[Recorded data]

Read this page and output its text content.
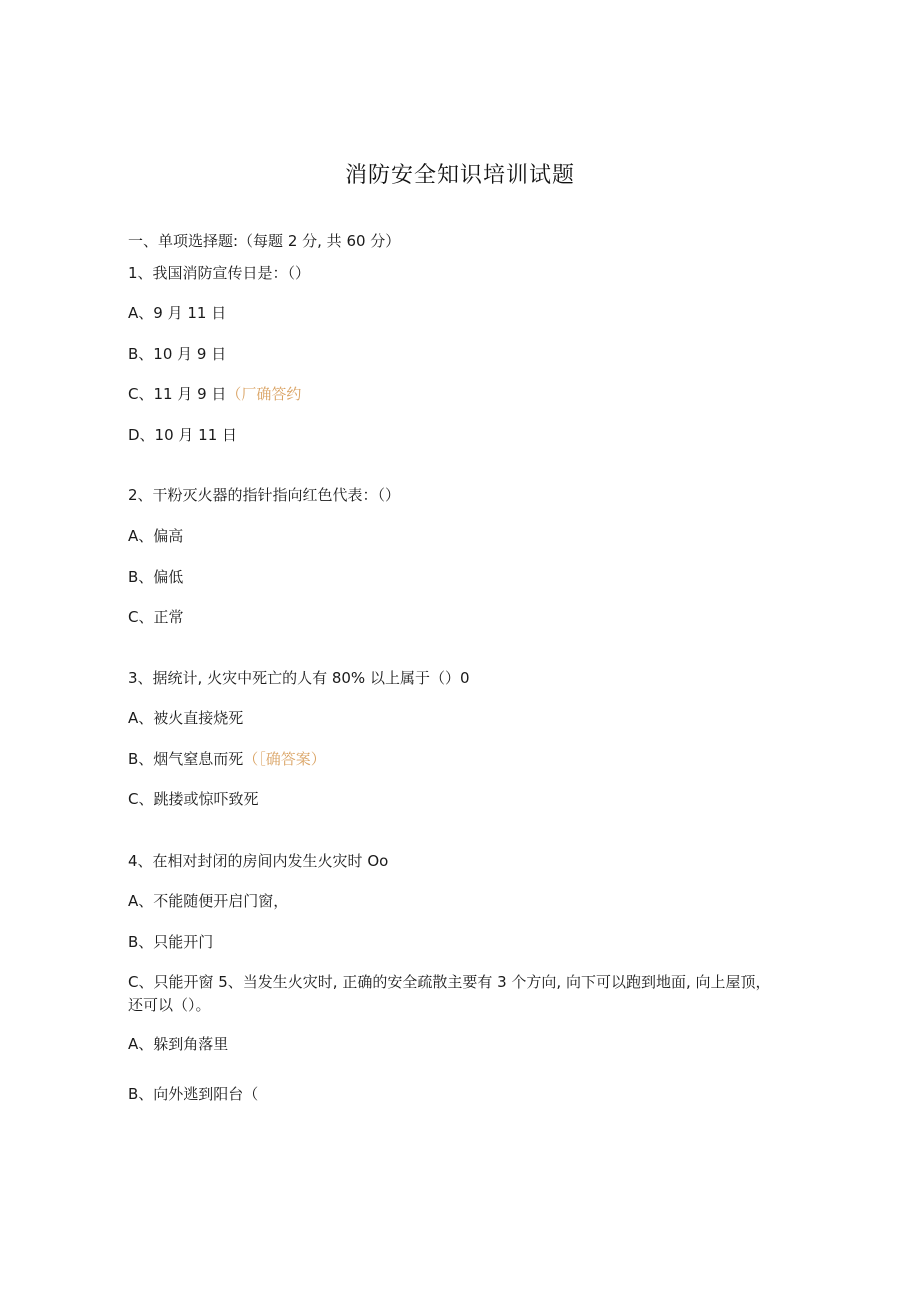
消防安全知识培训试题
一、单项选择题:（每题 2 分, 共 60 分）
1、我国消防宣传日是：（）
A、9 月 11 日
B、10 月 9 日
C、11 月 9 日（厂确答约
D、10 月 11 日
2、干粉灭火器的指针指向红色代表：（）
A、偏高
B、偏低
C、正常
3、据统计, 火灾中死亡的人有 80% 以上属于（）0
A、被火直接烧死
B、烟气窒息而死（［确答案）
C、跳搂或惊吓致死
4、在相对封闭的房间内发生火灾时 Oo
A、不能随便开启门窗，
B、只能开门
C、只能开窗 5、当发生火灾时, 正确的安全疏散主要有 3 个方向, 向下可以跑到地面, 向上屋顶，还可以（）。
A、躲到角落里
B、向外逃到阳台（
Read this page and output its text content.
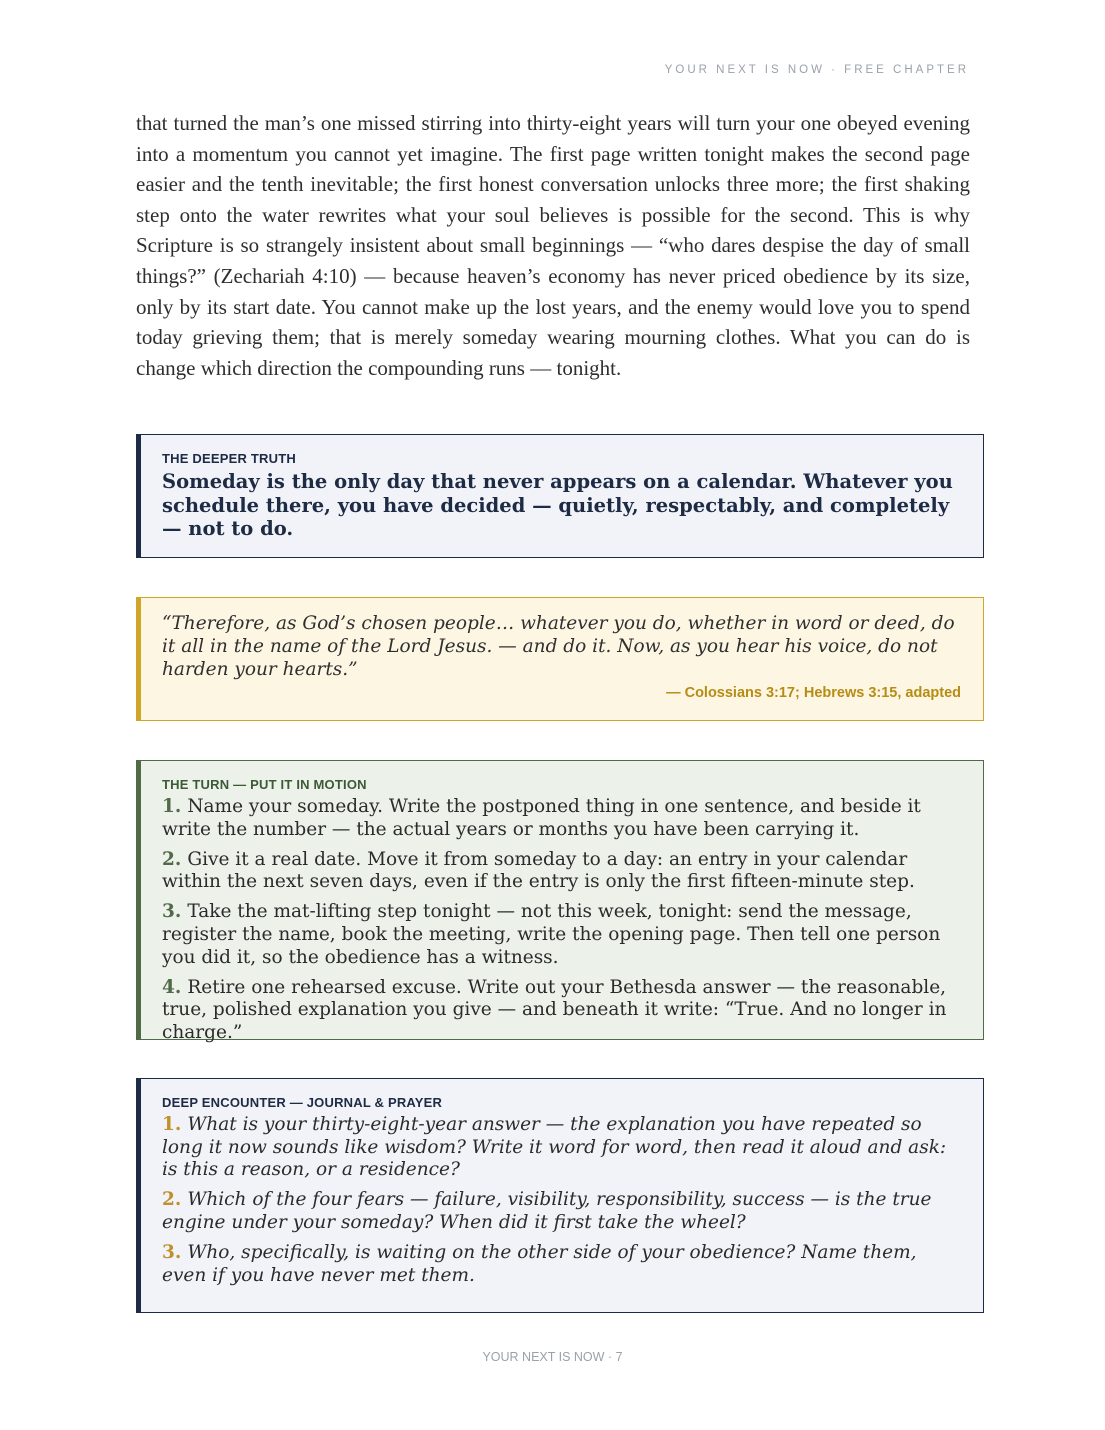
YOUR NEXT IS NOW · FREE CHAPTER

that turned the man’s one missed stirring into thirty-eight years will turn your one obeyed evening into a momentum you cannot yet imagine. The first page written tonight makes the second page easier and the tenth inevitable; the first honest conversation unlocks three more; the first shaking step onto the water rewrites what your soul believes is possible for the second. This is why Scripture is so strangely insistent about small beginnings — “who dares despise the day of small things?” (Zechariah 4:10) — because heaven’s economy has never priced obedience by its size, only by its start date. You cannot make up the lost years, and the enemy would love you to spend today grieving them; that is merely someday wearing mourning clothes. What you can do is change which direction the compounding runs — tonight.

THE DEEPER TRUTH
Someday is the only day that never appears on a calendar. Whatever you schedule there, you have decided — quietly, respectably, and completely — not to do.
“Therefore, as God’s chosen people… whatever you do, whether in word or deed, do it all in the name of the Lord Jesus. — and do it. Now, as you hear his voice, do not harden your hearts.”
— Colossians 3:17; Hebrews 3:15, adapted
THE TURN — PUT IT IN MOTION
1. Name your someday. Write the postponed thing in one sentence, and beside it write the number — the actual years or months you have been carrying it.
2. Give it a real date. Move it from someday to a day: an entry in your calendar within the next seven days, even if the entry is only the first fifteen-minute step.
3. Take the mat-lifting step tonight — not this week, tonight: send the message, register the name, book the meeting, write the opening page. Then tell one person you did it, so the obedience has a witness.
4. Retire one rehearsed excuse. Write out your Bethesda answer — the reasonable, true, polished explanation you give — and beneath it write: “True. And no longer in charge.”
DEEP ENCOUNTER — JOURNAL & PRAYER
1. What is your thirty-eight-year answer — the explanation you have repeated so long it now sounds like wisdom? Write it word for word, then read it aloud and ask: is this a reason, or a residence?
2. Which of the four fears — failure, visibility, responsibility, success — is the true engine under your someday? When did it first take the wheel?
3. Who, specifically, is waiting on the other side of your obedience? Name them, even if you have never met them.
YOUR NEXT IS NOW · 7
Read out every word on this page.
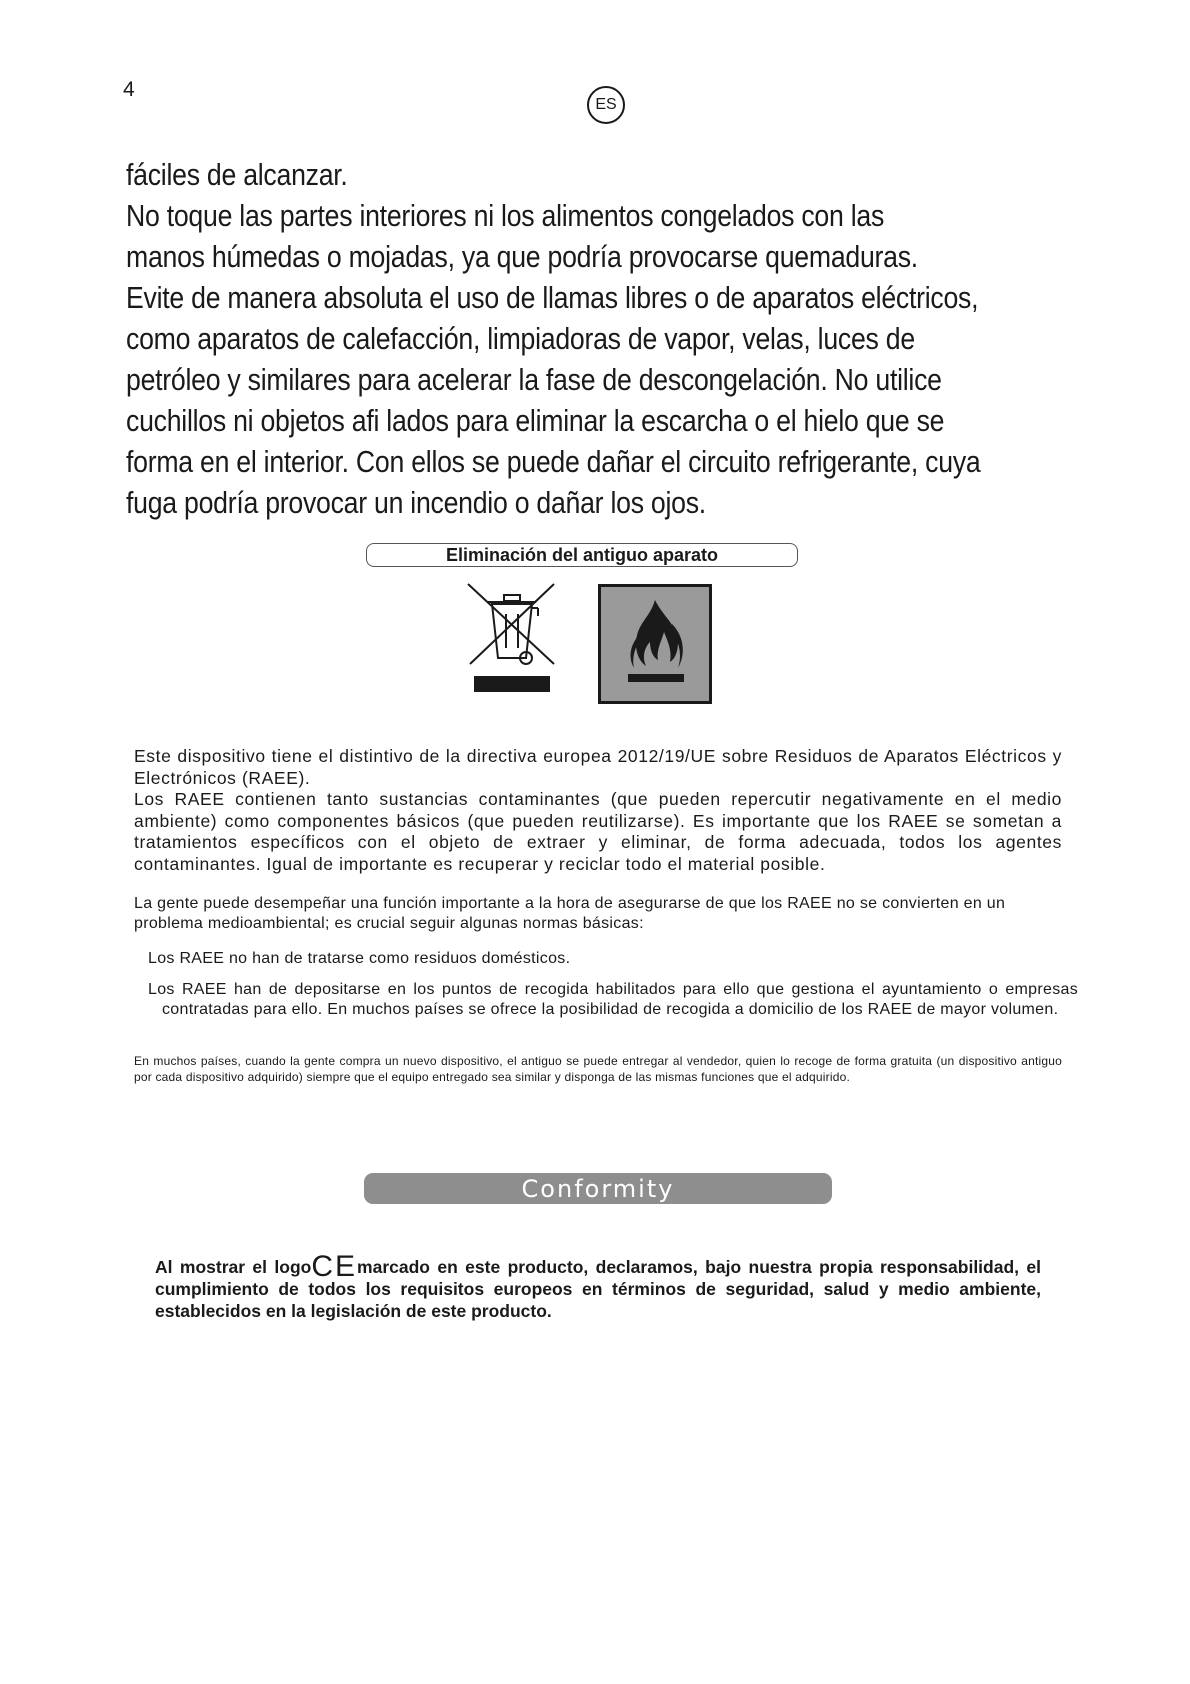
4
ES

fáciles de alcanzar.

No toque las partes interiores ni los alimentos congelados con las manos húmedas o mojadas, ya que podría provocarse quemaduras.

Evite de manera absoluta el uso de llamas libres o de aparatos eléctricos, como aparatos de calefacción, limpiadoras de vapor, velas, luces de petróleo y similares para acelerar la fase de descongelación. No utilice cuchillos ni objetos afi lados para eliminar la escarcha o el hielo que se forma en el interior. Con ellos se puede dañar el circuito refrigerante, cuya fuga podría provocar un incendio o dañar los ojos.

Eliminación del antiguo aparato

Este dispositivo tiene el distintivo de la directiva europea 2012/19/UE sobre Residuos de Aparatos Eléctricos y Electrónicos (RAEE).

Los RAEE contienen tanto sustancias contaminantes (que pueden repercutir negativamente en el medio ambiente) como componentes básicos (que pueden reutilizarse). Es importante que los RAEE se sometan a tratamientos específicos con el objeto de extraer y eliminar, de forma adecuada, todos los agentes contaminantes. Igual de importante es recuperar y reciclar todo el material posible.

La gente puede desempeñar una función importante a la hora de asegurarse de que los RAEE no se convierten en un problema medioambiental; es crucial seguir algunas normas básicas:

Los RAEE no han de tratarse como residuos domésticos.

Los RAEE han de depositarse en los puntos de recogida habilitados para ello que gestiona el ayuntamiento o empresas contratadas para ello. En muchos países se ofrece la posibilidad de recogida a domicilio de los RAEE de mayor volumen.

En muchos países, cuando la gente compra un nuevo dispositivo, el antiguo se puede entregar al vendedor, quien lo recoge de forma gratuita (un dispositivo antiguo por cada dispositivo adquirido) siempre que el equipo entregado sea similar y disponga de las mismas funciones que el adquirido.

Conformity

Al mostrar el logoCEmarcado en este producto, declaramos, bajo nuestra propia responsabilidad, el cumplimiento de todos los requisitos europeos en términos de seguridad, salud y medio ambiente, establecidos en la legislación de este producto.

◆ **Work required**:
Omit the pictures, then output the rest of the listing exactly.

◆ **Written solution**:
Read this page and output its text content.
消防安全知识培训试题
一、单项选择题:（每题 2 分, 共 60 分）
1、我国消防宣传日是：（）
A、9 月 11 日
B、10 月 9 日
C、11 月 9 日（厂确答约
D、10 月 11 日
2、干粉灭火器的指针指向红色代表：（）
A、偏高
B、偏低
C、正常
3、据统计, 火灾中死亡的人有 80% 以上属于（）0
A、被火直接烧死
B、烟气窒息而死（［确答案）
C、跳搂或惊吓致死
4、在相对封闭的房间内发生火灾时 Oo
A、不能随便开启门窗，
B、只能开门
C、只能开窗 5、当发生火灾时, 正确的安全疏散主要有 3 个方向, 向下可以跑到地面, 向上屋顶，还可以（）。
A、躲到角落里
B、向外逃到阳台（
Read this page and output its text content.
YOUR NEXT IS NOW · FREE CHAPTER

that turned the man’s one missed stirring into thirty-eight years will turn your one obeyed evening into a momentum you cannot yet imagine. The first page written tonight makes the second page easier and the tenth inevitable; the first honest conversation unlocks three more; the first shaking step onto the water rewrites what your soul believes is possible for the second. This is why Scripture is so strangely insistent about small beginnings — “who dares despise the day of small things?” (Zechariah 4:10) — because heaven’s economy has never priced obedience by its size, only by its start date. You cannot make up the lost years, and the enemy would love you to spend today grieving them; that is merely someday wearing mourning clothes. What you can do is change which direction the compounding runs — tonight.

THE DEEPER TRUTH
Someday is the only day that never appears on a calendar. Whatever you schedule there, you have decided — quietly, respectably, and completely — not to do.
“Therefore, as God’s chosen people… whatever you do, whether in word or deed, do it all in the name of the Lord Jesus. — and do it. Now, as you hear his voice, do not harden your hearts.”
— Colossians 3:17; Hebrews 3:15, adapted
THE TURN — PUT IT IN MOTION
1. Name your someday. Write the postponed thing in one sentence, and beside it write the number — the actual years or months you have been carrying it.
2. Give it a real date. Move it from someday to a day: an entry in your calendar within the next seven days, even if the entry is only the first fifteen-minute step.
3. Take the mat-lifting step tonight — not this week, tonight: send the message, register the name, book the meeting, write the opening page. Then tell one person you did it, so the obedience has a witness.
4. Retire one rehearsed excuse. Write out your Bethesda answer — the reasonable, true, polished explanation you give — and beneath it write: “True. And no longer in charge.”
DEEP ENCOUNTER — JOURNAL & PRAYER
1. What is your thirty-eight-year answer — the explanation you have repeated so long it now sounds like wisdom? Write it word for word, then read it aloud and ask: is this a reason, or a residence?
2. Which of the four fears — failure, visibility, responsibility, success — is the true engine under your someday? When did it first take the wheel?
3. Who, specifically, is waiting on the other side of your obedience? Name them, even if you have never met them.
YOUR NEXT IS NOW · 7
Read out every word on this page.
4
ES

fáciles de alcanzar.

No toque las partes interiores ni los alimentos congelados con las manos húmedas o mojadas, ya que podría provocarse quemaduras.

Evite de manera absoluta el uso de llamas libres o de aparatos eléctricos, como aparatos de calefacción, limpiadoras de vapor, velas, luces de petróleo y similares para acelerar la fase de descongelación. No utilice cuchillos ni objetos afi lados para eliminar la escarcha o el hielo que se forma en el interior. Con ellos se puede dañar el circuito refrigerante, cuya fuga podría provocar un incendio o dañar los ojos.

Eliminación del antiguo aparato

Este dispositivo tiene el distintivo de la directiva europea 2012/19/UE sobre Residuos de Aparatos Eléctricos y Electrónicos (RAEE).

Los RAEE contienen tanto sustancias contaminantes (que pueden repercutir negativamente en el medio ambiente) como componentes básicos (que pueden reutilizarse). Es importante que los RAEE se sometan a tratamientos específicos con el objeto de extraer y eliminar, de forma adecuada, todos los agentes contaminantes. Igual de importante es recuperar y reciclar todo el material posible.

La gente puede desempeñar una función importante a la hora de asegurarse de que los RAEE no se convierten en un problema medioambiental; es crucial seguir algunas normas básicas:

Los RAEE no han de tratarse como residuos domésticos.

Los RAEE han de depositarse en los puntos de recogida habilitados para ello que gestiona el ayuntamiento o empresas contratadas para ello. En muchos países se ofrece la posibilidad de recogida a domicilio de los RAEE de mayor volumen.

En muchos países, cuando la gente compra un nuevo dispositivo, el antiguo se puede entregar al vendedor, quien lo recoge de forma gratuita (un dispositivo antiguo por cada dispositivo adquirido) siempre que el equipo entregado sea similar y disponga de las mismas funciones que el adquirido.

Conformity

Al mostrar el logoCEmarcado en este producto, declaramos, bajo nuestra propia responsabilidad, el cumplimiento de todos los requisitos europeos en términos de seguridad, salud y medio ambiente, establecidos en la legislación de este producto.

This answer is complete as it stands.